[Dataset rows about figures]

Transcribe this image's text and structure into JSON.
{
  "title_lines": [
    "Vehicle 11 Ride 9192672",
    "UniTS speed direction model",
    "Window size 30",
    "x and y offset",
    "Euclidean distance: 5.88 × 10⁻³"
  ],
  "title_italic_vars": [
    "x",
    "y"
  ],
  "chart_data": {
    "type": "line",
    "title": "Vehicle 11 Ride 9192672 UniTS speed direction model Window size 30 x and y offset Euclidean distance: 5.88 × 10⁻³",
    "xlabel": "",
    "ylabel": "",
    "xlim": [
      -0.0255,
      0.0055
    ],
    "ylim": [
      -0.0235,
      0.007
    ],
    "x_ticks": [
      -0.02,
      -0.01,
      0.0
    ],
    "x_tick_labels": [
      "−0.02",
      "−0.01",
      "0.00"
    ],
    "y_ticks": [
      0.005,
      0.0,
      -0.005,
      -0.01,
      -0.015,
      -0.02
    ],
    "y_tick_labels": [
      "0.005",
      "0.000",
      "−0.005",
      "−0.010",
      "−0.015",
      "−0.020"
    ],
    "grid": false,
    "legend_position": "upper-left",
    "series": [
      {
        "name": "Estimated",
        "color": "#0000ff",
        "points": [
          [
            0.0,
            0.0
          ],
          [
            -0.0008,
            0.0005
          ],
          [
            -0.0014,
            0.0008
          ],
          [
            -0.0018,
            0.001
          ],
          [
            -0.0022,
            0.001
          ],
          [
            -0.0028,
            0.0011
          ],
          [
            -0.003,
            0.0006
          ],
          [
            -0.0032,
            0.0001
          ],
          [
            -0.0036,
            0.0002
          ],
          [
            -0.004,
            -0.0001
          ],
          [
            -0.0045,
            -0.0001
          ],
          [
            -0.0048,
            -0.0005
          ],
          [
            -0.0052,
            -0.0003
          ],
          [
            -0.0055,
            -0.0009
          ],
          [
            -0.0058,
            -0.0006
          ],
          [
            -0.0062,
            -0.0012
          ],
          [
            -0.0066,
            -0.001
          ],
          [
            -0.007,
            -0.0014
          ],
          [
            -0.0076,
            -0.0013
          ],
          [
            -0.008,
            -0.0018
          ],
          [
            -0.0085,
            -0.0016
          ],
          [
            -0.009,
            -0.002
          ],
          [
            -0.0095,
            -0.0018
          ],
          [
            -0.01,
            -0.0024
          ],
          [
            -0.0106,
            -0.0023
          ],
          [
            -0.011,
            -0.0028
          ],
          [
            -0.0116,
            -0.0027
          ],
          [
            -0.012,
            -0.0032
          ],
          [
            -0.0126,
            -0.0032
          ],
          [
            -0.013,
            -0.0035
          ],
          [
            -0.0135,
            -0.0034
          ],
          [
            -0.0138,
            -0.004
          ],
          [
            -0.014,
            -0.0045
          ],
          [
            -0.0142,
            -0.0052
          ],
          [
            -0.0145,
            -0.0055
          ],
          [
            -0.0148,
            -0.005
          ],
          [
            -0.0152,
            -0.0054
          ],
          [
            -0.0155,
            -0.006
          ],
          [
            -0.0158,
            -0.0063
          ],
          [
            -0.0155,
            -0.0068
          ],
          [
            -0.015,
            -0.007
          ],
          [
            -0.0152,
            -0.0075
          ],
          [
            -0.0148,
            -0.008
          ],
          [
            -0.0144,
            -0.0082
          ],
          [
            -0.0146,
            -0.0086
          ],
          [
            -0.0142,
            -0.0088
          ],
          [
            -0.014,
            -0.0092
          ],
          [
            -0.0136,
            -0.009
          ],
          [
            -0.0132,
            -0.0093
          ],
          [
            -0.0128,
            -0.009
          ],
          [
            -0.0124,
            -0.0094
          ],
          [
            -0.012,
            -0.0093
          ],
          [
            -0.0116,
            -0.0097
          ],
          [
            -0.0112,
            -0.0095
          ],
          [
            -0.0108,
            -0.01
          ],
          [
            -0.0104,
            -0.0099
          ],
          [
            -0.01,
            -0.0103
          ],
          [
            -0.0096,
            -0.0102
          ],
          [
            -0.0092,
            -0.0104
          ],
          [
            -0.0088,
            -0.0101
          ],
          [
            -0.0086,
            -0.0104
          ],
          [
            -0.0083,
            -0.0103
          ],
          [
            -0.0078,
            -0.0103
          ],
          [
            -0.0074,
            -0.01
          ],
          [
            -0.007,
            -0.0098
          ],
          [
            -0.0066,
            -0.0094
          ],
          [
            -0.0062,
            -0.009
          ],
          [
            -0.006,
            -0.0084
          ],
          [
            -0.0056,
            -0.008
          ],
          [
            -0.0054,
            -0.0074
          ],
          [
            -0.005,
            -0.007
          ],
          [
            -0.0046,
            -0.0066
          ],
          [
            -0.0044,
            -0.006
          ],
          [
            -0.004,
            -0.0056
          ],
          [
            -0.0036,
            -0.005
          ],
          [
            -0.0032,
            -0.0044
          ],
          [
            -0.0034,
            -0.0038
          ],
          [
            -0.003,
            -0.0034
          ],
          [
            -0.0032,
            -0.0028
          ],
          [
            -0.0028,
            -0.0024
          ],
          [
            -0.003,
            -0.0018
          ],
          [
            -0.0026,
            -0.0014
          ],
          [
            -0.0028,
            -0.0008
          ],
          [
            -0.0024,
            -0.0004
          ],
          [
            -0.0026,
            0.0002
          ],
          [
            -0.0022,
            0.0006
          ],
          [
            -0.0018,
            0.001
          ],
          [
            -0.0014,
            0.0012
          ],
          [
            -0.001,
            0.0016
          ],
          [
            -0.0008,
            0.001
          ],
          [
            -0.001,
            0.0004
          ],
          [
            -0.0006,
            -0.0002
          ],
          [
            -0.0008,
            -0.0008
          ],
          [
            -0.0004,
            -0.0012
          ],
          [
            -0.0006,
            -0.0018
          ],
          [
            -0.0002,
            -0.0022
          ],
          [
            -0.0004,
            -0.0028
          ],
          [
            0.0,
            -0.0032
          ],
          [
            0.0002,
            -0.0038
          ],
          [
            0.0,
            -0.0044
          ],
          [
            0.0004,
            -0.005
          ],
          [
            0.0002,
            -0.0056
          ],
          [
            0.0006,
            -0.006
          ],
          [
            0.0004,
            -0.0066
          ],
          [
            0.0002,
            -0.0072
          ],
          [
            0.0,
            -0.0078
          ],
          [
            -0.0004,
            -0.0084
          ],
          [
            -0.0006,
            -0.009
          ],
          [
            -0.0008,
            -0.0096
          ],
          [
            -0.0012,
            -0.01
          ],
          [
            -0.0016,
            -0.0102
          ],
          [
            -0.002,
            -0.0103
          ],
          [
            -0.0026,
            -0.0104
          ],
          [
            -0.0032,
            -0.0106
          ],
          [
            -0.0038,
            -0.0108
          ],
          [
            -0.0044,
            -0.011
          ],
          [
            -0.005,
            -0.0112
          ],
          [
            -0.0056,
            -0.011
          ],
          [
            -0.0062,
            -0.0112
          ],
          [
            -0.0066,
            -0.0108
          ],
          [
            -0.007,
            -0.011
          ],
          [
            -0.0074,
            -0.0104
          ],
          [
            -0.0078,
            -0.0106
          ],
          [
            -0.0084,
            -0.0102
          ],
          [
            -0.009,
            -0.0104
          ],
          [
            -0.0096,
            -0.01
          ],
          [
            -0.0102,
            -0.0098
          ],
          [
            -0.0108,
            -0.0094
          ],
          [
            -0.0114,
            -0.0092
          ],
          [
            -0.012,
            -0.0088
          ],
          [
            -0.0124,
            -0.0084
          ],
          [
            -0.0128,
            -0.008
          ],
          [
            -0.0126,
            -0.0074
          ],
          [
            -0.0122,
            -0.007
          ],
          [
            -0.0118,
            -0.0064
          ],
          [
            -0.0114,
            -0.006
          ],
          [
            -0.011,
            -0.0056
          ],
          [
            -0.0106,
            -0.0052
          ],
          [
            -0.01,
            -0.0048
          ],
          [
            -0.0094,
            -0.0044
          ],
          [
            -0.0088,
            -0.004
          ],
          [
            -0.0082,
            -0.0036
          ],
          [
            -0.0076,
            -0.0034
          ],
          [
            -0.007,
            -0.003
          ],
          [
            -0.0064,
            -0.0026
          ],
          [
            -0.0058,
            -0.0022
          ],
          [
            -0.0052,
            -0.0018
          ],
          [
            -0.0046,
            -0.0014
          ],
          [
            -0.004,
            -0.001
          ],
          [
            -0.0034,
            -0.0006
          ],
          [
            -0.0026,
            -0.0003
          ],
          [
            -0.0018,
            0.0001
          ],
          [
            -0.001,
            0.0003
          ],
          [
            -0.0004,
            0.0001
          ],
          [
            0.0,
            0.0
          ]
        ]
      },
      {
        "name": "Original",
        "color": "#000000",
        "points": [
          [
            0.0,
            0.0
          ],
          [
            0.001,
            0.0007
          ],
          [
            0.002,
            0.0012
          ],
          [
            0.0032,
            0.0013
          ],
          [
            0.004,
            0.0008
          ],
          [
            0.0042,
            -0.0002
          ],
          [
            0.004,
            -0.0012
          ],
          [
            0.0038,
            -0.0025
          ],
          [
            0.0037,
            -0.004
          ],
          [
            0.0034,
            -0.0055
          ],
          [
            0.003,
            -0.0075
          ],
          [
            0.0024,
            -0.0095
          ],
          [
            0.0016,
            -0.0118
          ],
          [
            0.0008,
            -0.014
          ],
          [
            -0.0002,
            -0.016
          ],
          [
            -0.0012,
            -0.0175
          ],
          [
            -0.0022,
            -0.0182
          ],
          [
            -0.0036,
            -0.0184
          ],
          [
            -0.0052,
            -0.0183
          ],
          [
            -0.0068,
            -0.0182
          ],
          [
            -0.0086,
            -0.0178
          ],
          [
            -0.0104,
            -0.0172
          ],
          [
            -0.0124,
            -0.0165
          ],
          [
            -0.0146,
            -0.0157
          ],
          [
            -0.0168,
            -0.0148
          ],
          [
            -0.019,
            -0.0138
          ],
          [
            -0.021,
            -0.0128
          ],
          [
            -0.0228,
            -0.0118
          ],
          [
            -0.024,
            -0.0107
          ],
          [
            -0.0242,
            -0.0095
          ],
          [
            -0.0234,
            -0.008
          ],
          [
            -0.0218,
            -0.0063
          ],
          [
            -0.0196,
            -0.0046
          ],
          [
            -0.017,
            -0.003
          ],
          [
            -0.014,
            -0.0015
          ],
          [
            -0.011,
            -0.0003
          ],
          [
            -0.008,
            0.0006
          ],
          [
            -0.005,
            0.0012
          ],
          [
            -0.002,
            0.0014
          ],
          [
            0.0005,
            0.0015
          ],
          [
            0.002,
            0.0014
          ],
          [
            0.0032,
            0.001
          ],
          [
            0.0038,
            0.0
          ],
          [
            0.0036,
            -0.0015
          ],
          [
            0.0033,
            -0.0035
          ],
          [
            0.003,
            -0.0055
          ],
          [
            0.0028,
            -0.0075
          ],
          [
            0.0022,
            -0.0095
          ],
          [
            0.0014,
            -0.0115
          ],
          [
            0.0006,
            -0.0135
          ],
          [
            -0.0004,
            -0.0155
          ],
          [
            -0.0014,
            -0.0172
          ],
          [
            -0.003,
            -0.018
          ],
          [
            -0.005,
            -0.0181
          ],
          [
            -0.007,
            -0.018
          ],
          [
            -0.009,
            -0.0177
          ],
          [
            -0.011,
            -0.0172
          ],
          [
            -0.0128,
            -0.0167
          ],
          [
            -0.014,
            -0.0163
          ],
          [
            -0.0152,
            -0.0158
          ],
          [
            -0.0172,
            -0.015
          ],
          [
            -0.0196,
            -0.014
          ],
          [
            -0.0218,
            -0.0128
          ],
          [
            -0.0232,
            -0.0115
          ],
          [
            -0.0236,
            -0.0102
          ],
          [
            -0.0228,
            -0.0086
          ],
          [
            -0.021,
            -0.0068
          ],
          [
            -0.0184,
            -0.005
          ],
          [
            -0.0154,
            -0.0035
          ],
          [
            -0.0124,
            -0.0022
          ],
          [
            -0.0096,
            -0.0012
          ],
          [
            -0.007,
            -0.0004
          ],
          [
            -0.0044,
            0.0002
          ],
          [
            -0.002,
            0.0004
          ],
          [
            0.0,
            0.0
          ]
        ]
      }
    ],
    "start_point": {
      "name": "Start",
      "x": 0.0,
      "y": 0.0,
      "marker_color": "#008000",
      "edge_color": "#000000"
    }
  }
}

■ EXERCISE DESCRIPTION
Gather each line in the data that holds the string "offset".

■ THE SOLUTION
    "x and y offset",
    "title": "Vehicle 11 Ride 9192672 UniTS speed direction model Window size 30 x and y offset Euclidean distance: 5.88 × 10⁻³",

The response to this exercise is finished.